[Stored dataset items]
========================================================================
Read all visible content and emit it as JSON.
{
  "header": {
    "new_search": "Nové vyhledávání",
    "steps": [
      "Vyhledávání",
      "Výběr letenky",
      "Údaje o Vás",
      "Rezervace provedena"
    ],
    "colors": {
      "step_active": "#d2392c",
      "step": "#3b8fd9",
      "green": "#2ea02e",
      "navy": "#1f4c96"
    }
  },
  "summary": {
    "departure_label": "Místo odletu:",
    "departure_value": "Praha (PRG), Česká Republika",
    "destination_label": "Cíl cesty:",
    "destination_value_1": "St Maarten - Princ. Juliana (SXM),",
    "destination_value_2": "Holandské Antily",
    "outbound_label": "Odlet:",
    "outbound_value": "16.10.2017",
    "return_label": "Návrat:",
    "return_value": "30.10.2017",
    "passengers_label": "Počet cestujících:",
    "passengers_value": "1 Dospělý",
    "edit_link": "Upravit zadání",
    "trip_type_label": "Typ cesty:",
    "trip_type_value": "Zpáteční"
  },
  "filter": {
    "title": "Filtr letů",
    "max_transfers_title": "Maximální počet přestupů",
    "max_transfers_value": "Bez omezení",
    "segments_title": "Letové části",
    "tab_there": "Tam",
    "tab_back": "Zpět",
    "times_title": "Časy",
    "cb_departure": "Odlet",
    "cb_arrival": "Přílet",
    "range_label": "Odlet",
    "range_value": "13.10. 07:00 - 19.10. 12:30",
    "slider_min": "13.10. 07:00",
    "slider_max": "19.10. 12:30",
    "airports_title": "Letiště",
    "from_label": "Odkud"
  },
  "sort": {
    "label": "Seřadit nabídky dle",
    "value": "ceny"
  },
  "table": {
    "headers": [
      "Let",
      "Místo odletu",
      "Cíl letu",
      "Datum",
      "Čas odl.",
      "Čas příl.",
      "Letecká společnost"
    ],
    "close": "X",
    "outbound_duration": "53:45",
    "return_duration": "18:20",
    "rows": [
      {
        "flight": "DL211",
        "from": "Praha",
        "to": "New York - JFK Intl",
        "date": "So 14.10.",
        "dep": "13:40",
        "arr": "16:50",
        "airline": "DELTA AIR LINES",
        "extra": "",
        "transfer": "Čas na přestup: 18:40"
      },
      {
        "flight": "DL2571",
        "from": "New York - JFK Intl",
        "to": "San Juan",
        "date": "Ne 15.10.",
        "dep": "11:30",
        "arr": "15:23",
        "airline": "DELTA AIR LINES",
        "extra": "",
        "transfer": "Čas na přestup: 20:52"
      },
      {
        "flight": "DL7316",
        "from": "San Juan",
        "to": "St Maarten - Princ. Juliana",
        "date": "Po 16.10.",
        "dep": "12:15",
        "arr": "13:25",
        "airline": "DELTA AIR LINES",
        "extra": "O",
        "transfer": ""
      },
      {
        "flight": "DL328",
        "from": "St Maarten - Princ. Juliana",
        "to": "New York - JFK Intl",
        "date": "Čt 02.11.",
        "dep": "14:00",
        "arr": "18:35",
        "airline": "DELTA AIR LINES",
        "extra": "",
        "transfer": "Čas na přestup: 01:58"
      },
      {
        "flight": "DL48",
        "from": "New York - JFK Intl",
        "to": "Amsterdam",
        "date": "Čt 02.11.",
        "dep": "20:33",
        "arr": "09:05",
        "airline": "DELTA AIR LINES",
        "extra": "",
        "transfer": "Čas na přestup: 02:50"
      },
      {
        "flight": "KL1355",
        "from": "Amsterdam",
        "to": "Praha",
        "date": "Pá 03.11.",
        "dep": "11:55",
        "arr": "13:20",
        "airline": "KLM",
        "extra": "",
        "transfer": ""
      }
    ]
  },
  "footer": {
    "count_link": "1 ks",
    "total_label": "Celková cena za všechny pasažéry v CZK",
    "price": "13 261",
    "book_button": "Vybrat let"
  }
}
========================================================================
Search the data above for the word "date", then gather each line in which it appears.

        "date": "So 14.10.",
        "date": "Ne 15.10.",
        "date": "Po 16.10.",
        "date": "Čt 02.11.",
        "date": "Čt 02.11.",
        "date": "Pá 03.11.",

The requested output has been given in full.